* Exercise requirements: Check each line of the records below for the word "Carte" and copy those where it appears.

(Dataset entries on figures)
____

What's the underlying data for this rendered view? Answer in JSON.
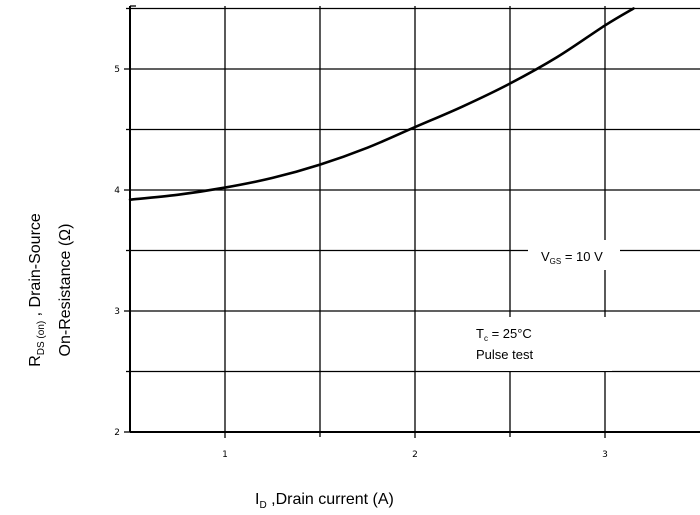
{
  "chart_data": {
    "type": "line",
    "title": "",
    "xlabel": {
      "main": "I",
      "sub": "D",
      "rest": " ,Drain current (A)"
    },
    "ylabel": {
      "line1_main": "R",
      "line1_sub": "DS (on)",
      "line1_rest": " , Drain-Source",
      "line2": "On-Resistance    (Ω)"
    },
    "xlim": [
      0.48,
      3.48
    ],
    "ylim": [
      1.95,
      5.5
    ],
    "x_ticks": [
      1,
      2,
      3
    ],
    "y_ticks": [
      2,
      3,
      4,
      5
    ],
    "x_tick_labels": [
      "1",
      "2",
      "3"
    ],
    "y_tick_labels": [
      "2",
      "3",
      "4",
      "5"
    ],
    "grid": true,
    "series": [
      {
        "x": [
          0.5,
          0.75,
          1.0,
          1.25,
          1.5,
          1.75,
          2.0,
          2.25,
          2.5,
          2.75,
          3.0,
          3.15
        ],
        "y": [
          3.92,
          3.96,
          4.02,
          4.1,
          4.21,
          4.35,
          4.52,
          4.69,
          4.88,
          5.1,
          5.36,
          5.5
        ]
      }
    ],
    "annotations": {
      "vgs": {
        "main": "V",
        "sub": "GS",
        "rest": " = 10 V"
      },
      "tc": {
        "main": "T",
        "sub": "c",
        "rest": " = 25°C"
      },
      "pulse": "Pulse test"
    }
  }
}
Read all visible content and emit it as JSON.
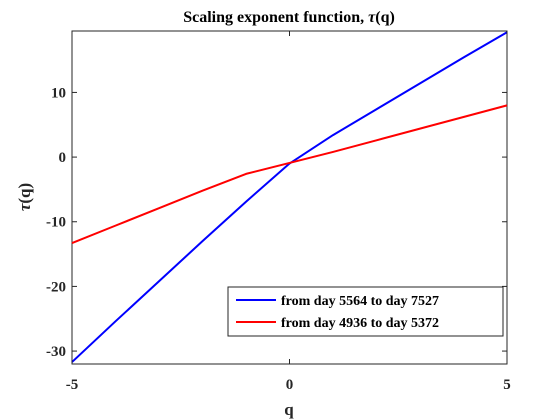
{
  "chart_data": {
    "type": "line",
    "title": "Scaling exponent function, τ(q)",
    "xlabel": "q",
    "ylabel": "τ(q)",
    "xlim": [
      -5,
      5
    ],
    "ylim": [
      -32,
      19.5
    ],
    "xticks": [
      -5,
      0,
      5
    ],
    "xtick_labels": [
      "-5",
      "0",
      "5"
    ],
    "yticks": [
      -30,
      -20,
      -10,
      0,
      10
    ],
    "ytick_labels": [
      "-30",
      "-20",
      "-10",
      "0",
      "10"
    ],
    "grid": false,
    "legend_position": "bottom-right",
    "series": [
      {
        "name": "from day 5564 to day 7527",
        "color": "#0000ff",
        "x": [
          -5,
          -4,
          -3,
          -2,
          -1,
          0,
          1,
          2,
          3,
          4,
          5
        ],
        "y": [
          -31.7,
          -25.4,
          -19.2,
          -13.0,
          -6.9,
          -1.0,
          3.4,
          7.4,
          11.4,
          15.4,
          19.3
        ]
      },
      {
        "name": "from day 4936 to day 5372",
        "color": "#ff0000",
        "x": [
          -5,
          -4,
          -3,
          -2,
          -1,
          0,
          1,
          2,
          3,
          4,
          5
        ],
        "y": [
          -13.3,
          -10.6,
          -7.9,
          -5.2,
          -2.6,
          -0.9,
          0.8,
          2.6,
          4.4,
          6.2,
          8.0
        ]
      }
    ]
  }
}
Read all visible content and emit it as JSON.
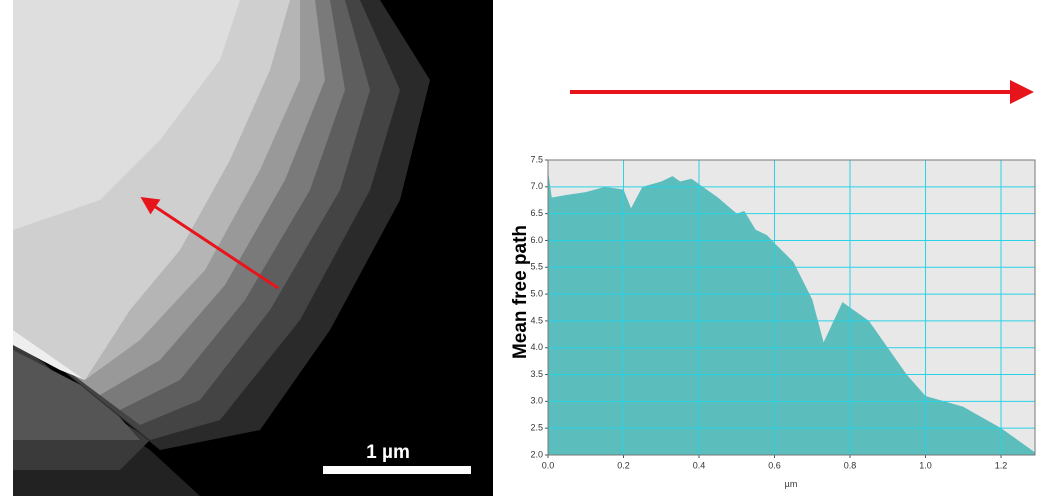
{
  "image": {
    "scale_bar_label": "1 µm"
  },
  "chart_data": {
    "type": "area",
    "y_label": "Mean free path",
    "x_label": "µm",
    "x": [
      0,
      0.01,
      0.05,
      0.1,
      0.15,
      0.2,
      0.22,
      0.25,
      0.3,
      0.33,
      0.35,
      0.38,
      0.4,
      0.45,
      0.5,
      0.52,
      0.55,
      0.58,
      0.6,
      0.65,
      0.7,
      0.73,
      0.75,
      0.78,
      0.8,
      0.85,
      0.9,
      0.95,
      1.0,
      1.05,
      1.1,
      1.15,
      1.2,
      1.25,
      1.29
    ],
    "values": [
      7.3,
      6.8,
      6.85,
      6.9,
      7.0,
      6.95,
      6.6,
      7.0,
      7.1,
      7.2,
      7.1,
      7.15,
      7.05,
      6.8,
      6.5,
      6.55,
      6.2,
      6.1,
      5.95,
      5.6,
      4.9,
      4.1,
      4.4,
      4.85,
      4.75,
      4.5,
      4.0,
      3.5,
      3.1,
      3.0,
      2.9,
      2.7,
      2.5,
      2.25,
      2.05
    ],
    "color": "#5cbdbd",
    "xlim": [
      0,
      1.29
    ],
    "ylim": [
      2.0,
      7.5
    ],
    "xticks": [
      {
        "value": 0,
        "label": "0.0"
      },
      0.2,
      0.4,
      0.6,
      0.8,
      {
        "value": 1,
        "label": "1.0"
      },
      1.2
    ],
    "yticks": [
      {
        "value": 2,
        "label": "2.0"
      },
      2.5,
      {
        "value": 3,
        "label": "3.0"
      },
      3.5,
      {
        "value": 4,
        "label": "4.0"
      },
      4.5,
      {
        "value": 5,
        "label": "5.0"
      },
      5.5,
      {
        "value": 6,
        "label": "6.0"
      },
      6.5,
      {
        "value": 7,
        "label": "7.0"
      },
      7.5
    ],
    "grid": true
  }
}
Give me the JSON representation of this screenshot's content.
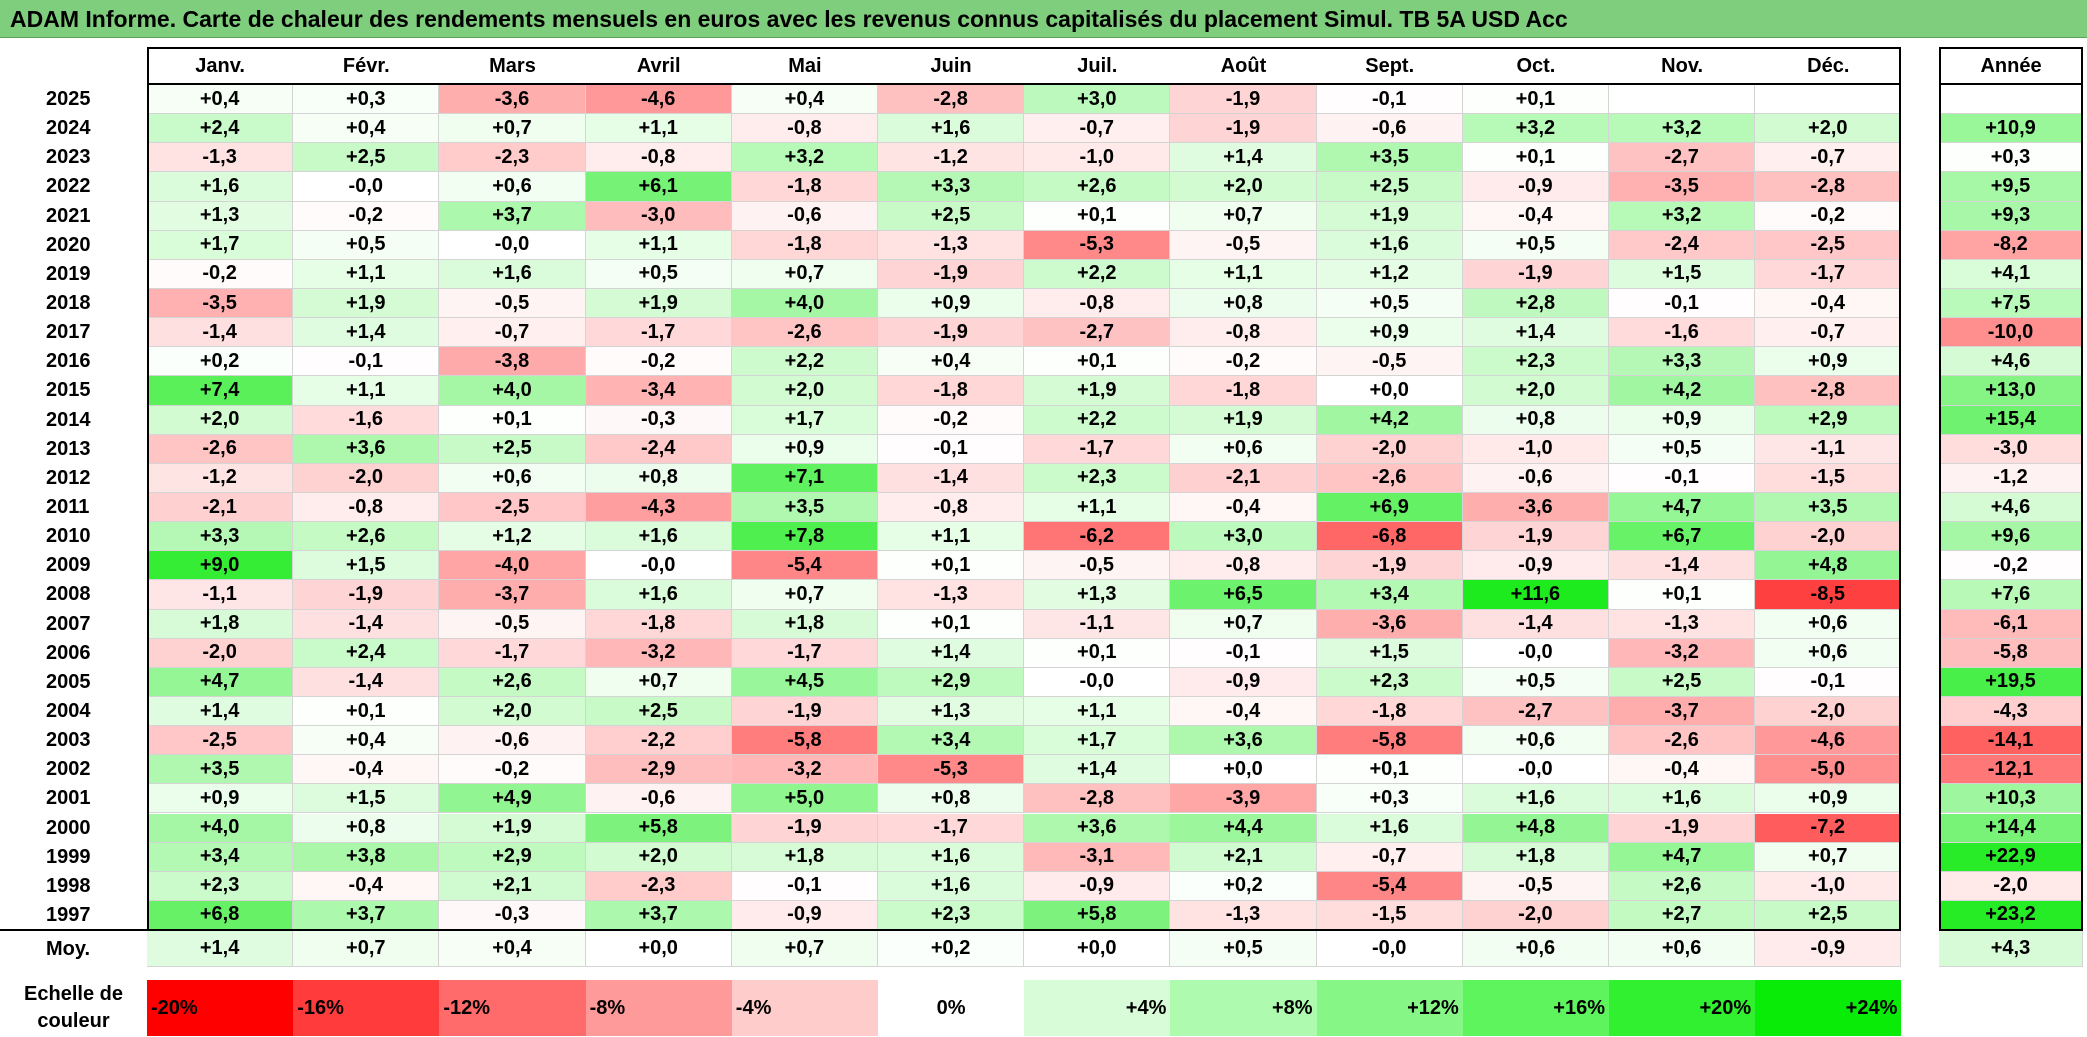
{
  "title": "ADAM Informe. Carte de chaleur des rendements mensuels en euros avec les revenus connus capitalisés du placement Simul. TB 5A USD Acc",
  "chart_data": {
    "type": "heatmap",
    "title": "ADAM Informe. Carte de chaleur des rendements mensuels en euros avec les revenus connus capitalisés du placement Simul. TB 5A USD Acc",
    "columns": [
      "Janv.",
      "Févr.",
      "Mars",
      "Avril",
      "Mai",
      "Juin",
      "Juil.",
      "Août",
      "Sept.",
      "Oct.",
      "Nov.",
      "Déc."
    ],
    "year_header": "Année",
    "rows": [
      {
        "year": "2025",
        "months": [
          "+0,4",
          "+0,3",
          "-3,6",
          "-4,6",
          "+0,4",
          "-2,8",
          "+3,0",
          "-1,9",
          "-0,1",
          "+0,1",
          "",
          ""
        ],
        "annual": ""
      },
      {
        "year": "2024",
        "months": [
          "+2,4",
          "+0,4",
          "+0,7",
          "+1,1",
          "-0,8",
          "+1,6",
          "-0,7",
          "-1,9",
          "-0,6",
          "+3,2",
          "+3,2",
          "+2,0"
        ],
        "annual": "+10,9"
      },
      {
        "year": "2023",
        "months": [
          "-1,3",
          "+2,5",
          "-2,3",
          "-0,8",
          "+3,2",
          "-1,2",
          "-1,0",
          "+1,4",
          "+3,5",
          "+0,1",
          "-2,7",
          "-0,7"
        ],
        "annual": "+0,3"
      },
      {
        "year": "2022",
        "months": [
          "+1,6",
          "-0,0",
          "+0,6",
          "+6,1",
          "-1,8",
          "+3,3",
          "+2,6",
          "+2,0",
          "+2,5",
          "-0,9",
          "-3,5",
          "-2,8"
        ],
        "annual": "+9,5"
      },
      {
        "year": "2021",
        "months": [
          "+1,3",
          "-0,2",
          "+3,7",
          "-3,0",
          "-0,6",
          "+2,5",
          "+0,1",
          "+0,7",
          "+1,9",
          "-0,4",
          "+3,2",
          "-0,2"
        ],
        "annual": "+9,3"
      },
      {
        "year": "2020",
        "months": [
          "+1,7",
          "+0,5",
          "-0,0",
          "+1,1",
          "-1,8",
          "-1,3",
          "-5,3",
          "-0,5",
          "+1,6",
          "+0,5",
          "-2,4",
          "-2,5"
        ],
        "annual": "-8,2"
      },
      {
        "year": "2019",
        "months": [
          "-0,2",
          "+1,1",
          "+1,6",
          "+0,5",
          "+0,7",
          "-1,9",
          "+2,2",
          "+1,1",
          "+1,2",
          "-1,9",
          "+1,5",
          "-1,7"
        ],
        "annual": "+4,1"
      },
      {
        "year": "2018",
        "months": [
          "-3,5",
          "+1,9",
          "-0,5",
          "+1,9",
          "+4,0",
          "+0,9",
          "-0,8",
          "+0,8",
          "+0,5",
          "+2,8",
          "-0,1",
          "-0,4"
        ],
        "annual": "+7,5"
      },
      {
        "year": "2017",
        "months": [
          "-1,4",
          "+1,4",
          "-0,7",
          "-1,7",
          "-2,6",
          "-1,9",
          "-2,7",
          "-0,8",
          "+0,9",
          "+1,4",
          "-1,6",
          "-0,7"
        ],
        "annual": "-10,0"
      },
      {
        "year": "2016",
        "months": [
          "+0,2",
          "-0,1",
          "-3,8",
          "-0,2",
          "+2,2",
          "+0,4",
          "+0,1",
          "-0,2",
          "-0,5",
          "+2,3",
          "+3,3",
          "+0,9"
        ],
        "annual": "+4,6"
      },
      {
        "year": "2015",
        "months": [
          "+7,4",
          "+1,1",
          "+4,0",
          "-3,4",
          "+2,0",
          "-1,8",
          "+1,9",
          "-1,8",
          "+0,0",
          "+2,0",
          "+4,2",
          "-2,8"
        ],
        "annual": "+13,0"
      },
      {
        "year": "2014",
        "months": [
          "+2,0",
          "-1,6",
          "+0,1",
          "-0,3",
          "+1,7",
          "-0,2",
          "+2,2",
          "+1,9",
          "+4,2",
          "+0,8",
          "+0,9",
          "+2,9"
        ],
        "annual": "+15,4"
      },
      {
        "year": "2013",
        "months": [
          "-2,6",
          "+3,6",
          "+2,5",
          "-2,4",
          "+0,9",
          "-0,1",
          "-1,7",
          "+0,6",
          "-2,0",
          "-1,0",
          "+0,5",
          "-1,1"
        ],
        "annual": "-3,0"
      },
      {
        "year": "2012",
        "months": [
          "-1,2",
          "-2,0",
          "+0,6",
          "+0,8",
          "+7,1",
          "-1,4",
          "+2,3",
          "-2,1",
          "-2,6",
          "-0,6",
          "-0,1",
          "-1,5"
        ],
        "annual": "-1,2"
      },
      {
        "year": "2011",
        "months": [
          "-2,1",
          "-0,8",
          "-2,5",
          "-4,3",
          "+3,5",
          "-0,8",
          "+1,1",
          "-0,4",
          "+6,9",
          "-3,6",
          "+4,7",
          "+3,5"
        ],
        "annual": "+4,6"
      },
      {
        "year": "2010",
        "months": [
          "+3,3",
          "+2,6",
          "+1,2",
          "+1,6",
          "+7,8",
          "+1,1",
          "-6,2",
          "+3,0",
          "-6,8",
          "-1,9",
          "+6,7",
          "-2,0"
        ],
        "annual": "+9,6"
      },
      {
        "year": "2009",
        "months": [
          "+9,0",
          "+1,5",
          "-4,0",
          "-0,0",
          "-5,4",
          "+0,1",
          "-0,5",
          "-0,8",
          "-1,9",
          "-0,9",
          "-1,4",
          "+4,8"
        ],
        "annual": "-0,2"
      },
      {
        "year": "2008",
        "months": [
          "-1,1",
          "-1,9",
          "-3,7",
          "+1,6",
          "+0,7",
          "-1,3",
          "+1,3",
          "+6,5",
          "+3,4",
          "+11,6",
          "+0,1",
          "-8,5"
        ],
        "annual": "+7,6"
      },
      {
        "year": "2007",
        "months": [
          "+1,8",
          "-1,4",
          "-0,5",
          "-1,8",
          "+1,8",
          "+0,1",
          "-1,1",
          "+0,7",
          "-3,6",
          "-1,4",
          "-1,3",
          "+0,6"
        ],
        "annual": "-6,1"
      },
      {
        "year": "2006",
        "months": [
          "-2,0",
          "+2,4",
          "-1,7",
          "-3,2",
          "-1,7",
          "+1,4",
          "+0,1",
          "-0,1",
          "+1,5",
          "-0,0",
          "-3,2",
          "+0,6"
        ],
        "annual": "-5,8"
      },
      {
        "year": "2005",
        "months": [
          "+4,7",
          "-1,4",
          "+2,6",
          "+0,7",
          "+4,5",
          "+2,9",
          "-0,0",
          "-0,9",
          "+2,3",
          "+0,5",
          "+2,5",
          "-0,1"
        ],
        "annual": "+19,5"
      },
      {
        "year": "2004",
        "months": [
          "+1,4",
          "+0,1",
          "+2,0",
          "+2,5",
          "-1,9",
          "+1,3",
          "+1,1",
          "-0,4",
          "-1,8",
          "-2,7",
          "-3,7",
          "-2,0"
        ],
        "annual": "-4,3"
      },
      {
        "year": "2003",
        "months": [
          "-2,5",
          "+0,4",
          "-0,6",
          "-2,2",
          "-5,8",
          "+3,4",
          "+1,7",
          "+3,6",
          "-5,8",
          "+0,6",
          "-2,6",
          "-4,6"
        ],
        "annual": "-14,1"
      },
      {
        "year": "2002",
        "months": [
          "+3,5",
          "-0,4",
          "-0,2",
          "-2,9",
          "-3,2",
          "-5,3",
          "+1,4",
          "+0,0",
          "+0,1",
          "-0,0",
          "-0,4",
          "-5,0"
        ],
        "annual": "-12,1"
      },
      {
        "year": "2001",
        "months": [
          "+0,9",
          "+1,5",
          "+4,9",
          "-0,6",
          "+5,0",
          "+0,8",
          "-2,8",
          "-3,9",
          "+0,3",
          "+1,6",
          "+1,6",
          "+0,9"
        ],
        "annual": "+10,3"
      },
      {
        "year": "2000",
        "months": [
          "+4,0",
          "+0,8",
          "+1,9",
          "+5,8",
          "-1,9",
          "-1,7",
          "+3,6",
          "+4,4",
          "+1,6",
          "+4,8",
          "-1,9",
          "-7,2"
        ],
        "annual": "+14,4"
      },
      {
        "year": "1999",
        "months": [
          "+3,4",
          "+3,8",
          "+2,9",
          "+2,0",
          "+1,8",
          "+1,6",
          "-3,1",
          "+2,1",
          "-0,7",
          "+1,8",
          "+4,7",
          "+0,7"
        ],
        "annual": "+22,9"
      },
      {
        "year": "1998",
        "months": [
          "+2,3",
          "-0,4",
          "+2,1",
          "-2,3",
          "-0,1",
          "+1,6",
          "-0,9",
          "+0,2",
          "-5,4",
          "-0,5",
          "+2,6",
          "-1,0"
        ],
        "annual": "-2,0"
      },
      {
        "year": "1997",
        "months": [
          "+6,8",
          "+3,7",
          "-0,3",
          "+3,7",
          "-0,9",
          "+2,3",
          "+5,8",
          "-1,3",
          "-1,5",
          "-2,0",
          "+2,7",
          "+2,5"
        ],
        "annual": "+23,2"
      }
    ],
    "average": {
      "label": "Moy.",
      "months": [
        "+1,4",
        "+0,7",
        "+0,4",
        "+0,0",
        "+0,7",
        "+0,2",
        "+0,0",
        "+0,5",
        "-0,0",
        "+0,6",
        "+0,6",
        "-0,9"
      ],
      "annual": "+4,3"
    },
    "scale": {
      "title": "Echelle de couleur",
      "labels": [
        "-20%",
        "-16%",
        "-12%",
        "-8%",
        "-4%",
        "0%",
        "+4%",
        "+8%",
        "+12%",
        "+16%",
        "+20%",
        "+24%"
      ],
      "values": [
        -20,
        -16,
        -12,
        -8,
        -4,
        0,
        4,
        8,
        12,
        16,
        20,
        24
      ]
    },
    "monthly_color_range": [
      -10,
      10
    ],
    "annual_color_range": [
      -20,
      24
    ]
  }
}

____

* Task result:
  "title": "ADAM Informe. Carte de chaleur des rendements mensuels en euros avec les revenus connus capitalisés du placement Simul. TB 5A USD Acc",
    "title": "ADAM Informe. Carte de chaleur des rendements mensuels en euros avec les revenus connus capitalisés du placement Simul. TB 5A USD Acc",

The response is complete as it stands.